#### [Element and box listings]
□ □ □ □ □ □ □

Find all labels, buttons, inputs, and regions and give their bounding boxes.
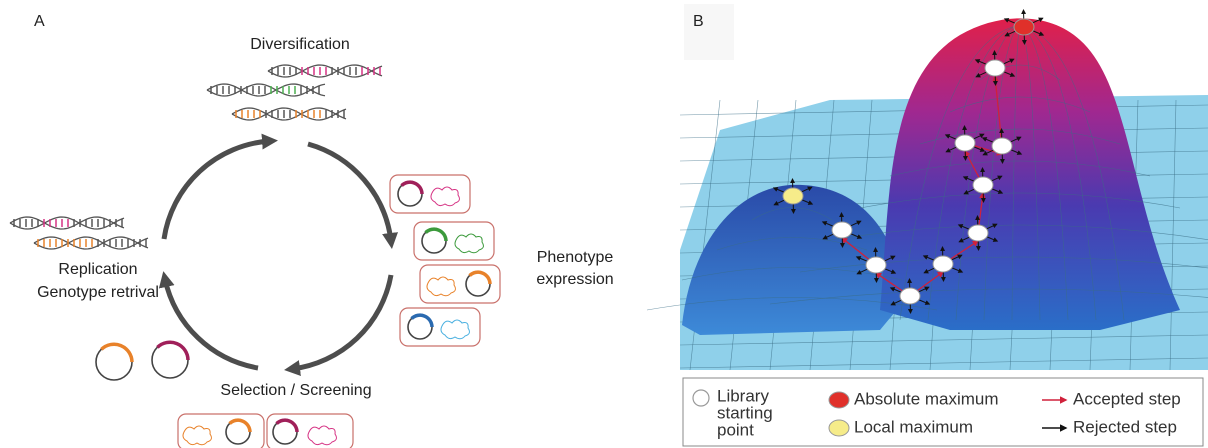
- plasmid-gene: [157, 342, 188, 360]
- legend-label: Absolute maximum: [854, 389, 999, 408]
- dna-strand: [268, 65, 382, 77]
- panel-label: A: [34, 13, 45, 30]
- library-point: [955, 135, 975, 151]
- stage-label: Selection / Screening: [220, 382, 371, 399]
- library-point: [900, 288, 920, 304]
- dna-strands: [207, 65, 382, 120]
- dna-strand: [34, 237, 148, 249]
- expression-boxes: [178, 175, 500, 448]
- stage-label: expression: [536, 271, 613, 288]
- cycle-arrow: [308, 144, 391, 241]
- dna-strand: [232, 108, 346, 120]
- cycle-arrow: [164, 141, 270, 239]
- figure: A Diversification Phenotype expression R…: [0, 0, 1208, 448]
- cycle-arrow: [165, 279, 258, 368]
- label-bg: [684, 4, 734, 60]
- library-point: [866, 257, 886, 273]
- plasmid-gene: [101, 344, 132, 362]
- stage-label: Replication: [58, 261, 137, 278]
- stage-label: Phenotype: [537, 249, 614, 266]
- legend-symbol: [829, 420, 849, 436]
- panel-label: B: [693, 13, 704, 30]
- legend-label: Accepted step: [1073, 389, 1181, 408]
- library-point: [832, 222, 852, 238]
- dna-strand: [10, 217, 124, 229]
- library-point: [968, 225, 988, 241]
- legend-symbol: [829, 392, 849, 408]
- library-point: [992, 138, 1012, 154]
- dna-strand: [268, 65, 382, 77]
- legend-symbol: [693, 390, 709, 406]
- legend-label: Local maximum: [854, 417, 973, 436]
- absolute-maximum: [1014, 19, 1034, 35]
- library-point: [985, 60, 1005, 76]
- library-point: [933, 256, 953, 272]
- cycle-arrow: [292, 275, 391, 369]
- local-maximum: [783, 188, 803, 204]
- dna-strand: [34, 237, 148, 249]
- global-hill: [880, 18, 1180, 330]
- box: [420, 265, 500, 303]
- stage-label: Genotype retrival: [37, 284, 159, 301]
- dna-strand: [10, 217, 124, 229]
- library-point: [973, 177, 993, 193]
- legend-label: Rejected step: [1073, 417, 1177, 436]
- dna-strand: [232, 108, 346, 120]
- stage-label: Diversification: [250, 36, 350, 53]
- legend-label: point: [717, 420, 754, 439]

□ □ □ □ □ □ □

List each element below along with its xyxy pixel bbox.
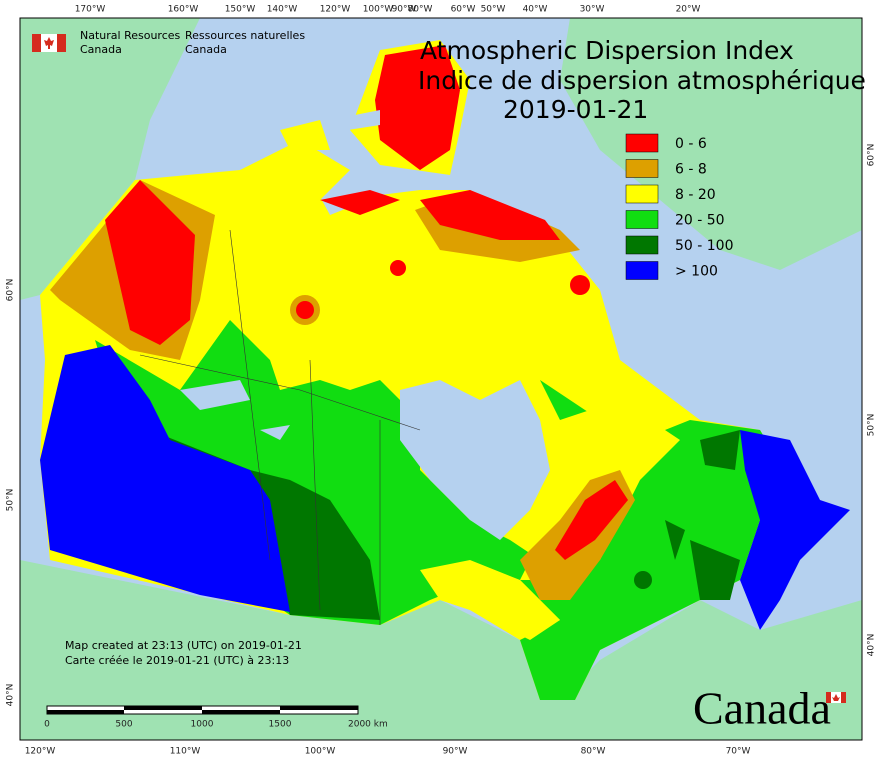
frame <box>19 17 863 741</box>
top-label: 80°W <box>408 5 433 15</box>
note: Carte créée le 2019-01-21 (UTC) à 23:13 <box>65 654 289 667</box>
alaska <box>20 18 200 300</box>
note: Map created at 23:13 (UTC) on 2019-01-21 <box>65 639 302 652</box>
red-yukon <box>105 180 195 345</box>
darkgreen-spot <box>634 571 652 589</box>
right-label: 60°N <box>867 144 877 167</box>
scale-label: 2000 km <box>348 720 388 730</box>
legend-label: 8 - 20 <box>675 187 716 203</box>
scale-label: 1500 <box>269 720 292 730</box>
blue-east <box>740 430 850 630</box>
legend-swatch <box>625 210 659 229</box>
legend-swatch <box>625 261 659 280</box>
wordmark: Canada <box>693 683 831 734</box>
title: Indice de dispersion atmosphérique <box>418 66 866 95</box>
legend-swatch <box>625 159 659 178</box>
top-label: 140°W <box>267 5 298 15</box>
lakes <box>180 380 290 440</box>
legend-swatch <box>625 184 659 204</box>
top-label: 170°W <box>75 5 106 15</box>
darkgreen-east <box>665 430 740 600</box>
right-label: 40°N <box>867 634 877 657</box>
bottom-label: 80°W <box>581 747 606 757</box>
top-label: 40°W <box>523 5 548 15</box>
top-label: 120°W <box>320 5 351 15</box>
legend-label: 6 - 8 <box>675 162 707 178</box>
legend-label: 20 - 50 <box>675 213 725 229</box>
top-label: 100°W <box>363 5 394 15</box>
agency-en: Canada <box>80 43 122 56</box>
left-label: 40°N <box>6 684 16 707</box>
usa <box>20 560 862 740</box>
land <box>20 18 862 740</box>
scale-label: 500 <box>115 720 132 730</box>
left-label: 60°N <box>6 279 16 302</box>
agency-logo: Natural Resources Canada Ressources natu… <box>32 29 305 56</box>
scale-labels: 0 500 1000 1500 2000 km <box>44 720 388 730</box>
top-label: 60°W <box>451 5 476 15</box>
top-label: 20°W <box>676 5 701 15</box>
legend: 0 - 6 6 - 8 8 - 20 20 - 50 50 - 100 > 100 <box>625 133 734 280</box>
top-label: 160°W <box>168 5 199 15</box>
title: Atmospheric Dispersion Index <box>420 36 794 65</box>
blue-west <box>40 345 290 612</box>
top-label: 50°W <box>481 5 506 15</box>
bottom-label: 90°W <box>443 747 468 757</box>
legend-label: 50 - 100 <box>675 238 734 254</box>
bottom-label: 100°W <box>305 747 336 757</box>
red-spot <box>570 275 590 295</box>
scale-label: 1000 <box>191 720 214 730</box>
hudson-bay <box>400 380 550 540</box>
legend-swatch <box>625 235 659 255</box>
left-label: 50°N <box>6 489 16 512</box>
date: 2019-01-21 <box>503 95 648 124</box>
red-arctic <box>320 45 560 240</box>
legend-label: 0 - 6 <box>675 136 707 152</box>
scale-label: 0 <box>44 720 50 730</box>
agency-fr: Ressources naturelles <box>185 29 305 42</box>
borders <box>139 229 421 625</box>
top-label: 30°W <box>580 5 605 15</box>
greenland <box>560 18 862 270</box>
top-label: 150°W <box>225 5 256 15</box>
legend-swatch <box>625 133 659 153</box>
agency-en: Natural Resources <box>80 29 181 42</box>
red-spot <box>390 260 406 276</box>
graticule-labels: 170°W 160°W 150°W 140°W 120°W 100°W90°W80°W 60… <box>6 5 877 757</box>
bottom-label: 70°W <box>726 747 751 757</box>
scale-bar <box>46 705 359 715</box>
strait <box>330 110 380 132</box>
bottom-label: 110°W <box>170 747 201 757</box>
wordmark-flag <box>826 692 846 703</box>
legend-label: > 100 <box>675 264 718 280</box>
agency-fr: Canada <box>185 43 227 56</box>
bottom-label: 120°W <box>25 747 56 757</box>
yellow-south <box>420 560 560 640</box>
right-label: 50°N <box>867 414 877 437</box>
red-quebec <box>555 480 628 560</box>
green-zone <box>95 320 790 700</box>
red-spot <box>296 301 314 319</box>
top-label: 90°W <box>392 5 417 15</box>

□ □ □ □ □ □ □

#### [SET EXERCISE]
Copy the data from the line with "- plasmid-gene: [157, 342, 188, 360]" up to and including the line with "- cycle-arrow: [164, 141, 270, 239]", changing every "library-point" to "library-marker" and leaving all else untouched.

#### [FULL SOLUTION]
- plasmid-gene: [157, 342, 188, 360]
- legend-label: Absolute maximum: [854, 389, 999, 408]
- dna-strand: [268, 65, 382, 77]
- panel-label: A: [34, 13, 45, 30]
- library-marker: [955, 135, 975, 151]
- stage-label: Selection / Screening: [220, 382, 371, 399]
- library-marker: [900, 288, 920, 304]
- dna-strands: [207, 65, 382, 120]
- dna-strand: [34, 237, 148, 249]
- expression-boxes: [178, 175, 500, 448]
- stage-label: expression: [536, 271, 613, 288]
- cycle-arrow: [308, 144, 391, 241]
- dna-strand: [232, 108, 346, 120]
- cycle-arrow: [164, 141, 270, 239]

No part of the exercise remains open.